**TEXT PROVIDED:**
--- Start ---
Next we have the 12 History Books of God's Word. They cover the stories of conquest of the Promised Land, the many times of disobedience towards God, the listings of Kings and rulers. Also, nations, kingdoms and the invasions. Than back into exile and the return from exile. These 12 History Books are; Joshua, Judges, Ruth, 1 Samuel, 2 Samuel, 1 Kings, 2 Kings, 1 Chronicles, 2 Chronicles, Ezra, Nehemiah and Esther.
God even inspired five books of poetry and wisdom. These include hymns, proverbs, poems and dramas. They illustrate how the people of Israel expressed themselves. These five books are: Job, Psalms, Proverbs, Ecclesiastes and Song of Solomon.
The Old Testament closes out with the five major and twelve Minor Prophets. They are only referred to as major and minor because of the length of their books, not their message. These seventeen books are filled with warnings of judgments, both immediate and future, as well as messages of hope. These books are: Isaiah, Jeremiah, Lamentations, Ezekiel, Daniel, Hosea, Joel, Amos, Obadiah, Jonah, Micah, Nahum, Habakkuk, Zephaniah, Haggai, Zechariah and Malachi.
The New Testament
There are 27 books in the New Testament. All were written after Jesus short life on this earth. The first four books are the Gospels of Matthew, Mark, Luke and John. They each have a different style to communicate the good news of God’s plan for a Savior, through the life, ministry, death on the cross and the resurrection of Jesus Christ.
The book of Acts, also written by Luke, is a record of actions of the followers of Jesus Christ after the resurrection. The out flowing of the Holy Spirit and the missionary efforts of the early followers as they spread the good news message of the gospel throughout Judea and Samaria.
The next 13 books of the New Testament were all written by the apostle Paul. They are all letters, (epistles) to churches, pastors and friends to help guide, correct and encourage them. Most of the letters, or books, address specific questions or problems. They are: Romans, 1 Corinthians, 2 Corinthians, Galatians, Ephesians, Philippians, Colossians, 1 Thessalonians, 2 Thessalonians, 1 Timothy, 2 Timothy, Titus and Philemon.
--- End ---
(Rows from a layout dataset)
--- Start ---
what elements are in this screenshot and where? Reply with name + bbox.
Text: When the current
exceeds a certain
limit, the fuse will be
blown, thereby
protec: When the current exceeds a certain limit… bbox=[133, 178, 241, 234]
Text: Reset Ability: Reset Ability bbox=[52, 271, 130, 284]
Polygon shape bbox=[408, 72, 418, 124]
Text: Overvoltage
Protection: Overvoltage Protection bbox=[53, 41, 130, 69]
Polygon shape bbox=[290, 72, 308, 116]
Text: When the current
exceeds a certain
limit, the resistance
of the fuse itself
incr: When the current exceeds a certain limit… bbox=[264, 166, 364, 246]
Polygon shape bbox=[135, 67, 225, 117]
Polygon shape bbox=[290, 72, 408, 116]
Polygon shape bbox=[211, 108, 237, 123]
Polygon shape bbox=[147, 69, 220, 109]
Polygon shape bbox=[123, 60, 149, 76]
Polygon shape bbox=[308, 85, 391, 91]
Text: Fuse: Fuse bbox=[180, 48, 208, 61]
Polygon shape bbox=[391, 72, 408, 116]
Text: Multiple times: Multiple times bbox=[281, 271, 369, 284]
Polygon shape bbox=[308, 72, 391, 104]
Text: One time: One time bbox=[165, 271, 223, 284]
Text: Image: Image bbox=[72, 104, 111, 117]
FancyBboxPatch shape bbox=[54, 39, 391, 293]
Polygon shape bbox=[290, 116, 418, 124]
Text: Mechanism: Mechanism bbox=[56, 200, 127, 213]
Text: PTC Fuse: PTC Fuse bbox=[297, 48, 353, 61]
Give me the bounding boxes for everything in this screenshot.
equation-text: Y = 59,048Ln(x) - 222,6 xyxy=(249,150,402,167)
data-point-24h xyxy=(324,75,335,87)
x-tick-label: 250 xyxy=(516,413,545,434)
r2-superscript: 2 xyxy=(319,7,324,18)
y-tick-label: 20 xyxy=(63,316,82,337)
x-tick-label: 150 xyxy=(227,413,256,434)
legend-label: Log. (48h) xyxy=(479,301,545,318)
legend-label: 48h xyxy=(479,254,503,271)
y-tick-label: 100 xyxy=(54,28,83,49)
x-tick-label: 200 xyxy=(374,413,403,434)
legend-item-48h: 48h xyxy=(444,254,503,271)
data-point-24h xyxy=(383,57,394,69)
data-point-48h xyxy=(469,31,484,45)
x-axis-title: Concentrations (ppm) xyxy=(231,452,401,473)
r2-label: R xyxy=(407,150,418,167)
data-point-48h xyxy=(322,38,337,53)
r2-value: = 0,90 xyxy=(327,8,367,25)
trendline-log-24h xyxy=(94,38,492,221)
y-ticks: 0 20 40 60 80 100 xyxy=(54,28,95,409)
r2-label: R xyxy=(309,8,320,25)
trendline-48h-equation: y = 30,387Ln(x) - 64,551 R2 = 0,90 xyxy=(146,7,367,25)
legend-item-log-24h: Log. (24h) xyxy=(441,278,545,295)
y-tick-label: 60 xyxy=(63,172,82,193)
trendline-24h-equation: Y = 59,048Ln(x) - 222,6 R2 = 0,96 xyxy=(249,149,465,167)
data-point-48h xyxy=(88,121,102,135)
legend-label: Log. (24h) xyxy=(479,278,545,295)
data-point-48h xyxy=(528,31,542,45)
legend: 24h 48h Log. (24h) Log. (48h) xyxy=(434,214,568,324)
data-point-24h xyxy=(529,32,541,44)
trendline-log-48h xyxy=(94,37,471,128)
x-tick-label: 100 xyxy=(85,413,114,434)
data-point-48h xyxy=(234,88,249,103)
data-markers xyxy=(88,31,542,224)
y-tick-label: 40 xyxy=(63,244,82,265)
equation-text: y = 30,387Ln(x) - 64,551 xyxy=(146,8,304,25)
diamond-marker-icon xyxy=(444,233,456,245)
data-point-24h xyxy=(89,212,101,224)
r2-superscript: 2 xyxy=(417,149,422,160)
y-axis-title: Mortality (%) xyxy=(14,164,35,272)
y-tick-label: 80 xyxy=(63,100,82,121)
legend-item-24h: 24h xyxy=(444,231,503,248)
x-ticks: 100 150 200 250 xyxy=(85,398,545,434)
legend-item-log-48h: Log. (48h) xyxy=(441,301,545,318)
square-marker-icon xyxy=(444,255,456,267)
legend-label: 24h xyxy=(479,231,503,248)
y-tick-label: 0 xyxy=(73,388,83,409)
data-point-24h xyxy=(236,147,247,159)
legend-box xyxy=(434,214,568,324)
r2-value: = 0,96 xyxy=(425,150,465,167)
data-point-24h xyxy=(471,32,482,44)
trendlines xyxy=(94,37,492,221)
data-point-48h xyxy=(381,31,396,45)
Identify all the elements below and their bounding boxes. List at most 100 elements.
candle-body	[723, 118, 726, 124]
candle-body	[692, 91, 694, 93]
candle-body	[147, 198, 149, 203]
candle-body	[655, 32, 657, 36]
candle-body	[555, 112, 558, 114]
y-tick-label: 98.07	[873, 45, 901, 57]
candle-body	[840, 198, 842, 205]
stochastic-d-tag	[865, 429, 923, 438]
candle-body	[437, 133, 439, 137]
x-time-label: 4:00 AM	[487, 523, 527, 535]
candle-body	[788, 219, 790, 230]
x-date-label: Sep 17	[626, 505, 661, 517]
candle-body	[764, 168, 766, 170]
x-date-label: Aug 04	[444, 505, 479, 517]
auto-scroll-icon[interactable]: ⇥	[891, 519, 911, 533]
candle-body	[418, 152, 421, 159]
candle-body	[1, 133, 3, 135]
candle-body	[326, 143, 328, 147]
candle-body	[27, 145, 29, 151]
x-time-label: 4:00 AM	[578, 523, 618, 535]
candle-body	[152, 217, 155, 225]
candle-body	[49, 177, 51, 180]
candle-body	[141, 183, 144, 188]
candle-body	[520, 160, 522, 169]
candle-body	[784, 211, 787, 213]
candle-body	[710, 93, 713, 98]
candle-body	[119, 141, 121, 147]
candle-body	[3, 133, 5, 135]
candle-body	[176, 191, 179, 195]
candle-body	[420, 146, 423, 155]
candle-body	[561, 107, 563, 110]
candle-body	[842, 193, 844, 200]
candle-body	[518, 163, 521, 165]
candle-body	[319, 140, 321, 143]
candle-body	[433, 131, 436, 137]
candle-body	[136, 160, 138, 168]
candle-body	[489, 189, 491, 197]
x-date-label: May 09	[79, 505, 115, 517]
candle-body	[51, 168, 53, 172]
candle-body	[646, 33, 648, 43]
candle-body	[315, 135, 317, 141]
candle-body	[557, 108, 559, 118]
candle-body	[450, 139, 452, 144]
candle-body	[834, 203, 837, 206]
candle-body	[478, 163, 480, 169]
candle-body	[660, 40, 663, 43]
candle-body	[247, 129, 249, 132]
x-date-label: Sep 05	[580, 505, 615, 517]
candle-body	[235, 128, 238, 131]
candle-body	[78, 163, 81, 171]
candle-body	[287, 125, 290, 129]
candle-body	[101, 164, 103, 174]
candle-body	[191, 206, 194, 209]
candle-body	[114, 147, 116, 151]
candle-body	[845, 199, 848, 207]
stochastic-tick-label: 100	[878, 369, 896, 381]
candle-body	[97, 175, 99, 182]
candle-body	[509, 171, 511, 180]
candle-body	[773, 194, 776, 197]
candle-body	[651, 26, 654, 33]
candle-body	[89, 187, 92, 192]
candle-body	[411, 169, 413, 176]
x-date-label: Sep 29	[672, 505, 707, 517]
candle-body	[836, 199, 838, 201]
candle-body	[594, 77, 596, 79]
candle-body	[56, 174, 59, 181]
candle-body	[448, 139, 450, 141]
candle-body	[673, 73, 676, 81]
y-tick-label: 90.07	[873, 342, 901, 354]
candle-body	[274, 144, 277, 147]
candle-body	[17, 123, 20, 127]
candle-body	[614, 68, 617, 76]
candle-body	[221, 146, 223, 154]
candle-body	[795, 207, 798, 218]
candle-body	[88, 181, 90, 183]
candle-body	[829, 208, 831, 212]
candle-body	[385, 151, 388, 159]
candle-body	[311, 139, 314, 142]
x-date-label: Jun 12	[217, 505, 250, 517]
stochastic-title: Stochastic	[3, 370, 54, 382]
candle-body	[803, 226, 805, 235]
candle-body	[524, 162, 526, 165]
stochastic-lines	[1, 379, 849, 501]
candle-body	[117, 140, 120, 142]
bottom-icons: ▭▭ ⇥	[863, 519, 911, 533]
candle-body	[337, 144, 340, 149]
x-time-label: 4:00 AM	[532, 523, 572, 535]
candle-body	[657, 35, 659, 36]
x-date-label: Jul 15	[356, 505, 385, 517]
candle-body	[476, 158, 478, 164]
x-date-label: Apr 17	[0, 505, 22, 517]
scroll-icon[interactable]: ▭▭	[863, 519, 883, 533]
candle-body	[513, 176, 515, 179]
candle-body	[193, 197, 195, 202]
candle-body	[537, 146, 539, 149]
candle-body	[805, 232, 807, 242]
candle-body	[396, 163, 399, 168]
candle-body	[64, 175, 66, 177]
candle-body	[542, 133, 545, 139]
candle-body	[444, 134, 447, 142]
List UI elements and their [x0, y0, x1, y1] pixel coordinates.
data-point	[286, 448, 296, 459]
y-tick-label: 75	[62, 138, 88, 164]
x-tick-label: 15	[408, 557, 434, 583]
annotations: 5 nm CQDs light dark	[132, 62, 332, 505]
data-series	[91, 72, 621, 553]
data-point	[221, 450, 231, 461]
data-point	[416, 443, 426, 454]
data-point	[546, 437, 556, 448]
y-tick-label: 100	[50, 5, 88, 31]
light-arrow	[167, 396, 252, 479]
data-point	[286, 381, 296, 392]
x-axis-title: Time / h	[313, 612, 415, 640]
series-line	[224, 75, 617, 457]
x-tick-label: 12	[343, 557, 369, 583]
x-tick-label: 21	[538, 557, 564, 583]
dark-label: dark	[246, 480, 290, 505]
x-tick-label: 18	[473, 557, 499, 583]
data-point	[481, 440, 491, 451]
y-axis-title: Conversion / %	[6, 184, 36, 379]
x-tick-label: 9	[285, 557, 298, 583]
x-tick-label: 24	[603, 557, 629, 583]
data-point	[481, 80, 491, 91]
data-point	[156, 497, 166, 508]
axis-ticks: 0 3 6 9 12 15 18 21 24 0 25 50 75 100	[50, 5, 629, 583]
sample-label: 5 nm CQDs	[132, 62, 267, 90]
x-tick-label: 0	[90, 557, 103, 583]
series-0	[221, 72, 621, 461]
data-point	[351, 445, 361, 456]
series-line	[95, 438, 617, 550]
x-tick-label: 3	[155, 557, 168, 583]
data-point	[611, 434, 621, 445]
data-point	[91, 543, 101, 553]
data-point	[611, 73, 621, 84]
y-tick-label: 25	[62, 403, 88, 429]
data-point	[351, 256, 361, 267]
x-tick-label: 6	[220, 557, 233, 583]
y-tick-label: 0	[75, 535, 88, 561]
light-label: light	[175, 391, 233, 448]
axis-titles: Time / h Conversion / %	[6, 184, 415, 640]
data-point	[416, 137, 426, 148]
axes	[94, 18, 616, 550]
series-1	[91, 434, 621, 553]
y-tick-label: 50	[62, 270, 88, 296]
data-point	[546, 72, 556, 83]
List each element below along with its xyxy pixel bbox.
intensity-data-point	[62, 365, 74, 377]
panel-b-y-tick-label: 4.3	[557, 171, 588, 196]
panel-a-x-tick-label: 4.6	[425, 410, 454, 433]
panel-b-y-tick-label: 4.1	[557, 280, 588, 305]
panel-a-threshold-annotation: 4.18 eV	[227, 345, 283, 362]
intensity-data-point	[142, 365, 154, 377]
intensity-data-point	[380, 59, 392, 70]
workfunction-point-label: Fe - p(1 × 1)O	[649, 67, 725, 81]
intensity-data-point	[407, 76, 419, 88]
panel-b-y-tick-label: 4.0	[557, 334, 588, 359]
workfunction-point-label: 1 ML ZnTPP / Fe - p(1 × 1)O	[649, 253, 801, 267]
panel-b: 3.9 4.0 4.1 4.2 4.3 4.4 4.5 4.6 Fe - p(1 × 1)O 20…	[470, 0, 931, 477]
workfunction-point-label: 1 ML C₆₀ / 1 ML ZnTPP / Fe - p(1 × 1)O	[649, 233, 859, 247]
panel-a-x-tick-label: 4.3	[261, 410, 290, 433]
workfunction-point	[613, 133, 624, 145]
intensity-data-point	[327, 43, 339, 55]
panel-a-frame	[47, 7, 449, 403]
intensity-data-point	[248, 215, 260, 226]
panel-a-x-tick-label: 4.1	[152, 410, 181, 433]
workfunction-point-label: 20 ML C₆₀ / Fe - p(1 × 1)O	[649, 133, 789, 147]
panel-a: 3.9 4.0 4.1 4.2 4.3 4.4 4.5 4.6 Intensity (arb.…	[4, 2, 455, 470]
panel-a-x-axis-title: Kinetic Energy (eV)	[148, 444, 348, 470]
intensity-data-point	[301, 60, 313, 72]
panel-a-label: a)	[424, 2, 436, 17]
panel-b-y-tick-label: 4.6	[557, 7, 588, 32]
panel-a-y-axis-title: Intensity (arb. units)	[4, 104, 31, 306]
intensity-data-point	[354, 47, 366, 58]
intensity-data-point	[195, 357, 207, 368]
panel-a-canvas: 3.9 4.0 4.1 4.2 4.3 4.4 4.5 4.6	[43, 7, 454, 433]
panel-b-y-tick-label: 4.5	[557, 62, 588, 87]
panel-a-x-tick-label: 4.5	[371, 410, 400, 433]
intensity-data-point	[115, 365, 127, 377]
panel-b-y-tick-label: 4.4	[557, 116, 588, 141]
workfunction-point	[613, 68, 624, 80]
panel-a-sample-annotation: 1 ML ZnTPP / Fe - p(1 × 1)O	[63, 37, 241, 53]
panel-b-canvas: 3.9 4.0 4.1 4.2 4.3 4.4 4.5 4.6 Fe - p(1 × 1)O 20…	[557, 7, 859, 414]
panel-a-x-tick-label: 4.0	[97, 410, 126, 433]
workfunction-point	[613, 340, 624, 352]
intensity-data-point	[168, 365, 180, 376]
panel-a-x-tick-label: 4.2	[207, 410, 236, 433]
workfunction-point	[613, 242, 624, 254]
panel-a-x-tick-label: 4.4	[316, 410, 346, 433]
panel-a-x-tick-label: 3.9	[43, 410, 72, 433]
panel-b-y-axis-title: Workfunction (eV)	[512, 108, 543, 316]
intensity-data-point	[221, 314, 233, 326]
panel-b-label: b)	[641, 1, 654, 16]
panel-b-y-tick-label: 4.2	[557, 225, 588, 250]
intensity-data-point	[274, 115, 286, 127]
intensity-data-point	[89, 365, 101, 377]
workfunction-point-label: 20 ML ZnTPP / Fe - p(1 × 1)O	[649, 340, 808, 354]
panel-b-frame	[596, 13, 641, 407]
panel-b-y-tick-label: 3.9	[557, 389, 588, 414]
--- End ---
**WRITTEN TASK:** From the text on the books of the Bible, return the passage that begins with the words containing "God even inspired" and ends with "Song of Solomon.".

**REPLY TO THE TASK:**
God even inspired five books of poetry and wisdom. These include hymns, proverbs, poems and dramas. They illustrate how the people of Israel expressed themselves. These five books are: Job, Psalms, Proverbs, Ecclesiastes and Song of Solomon.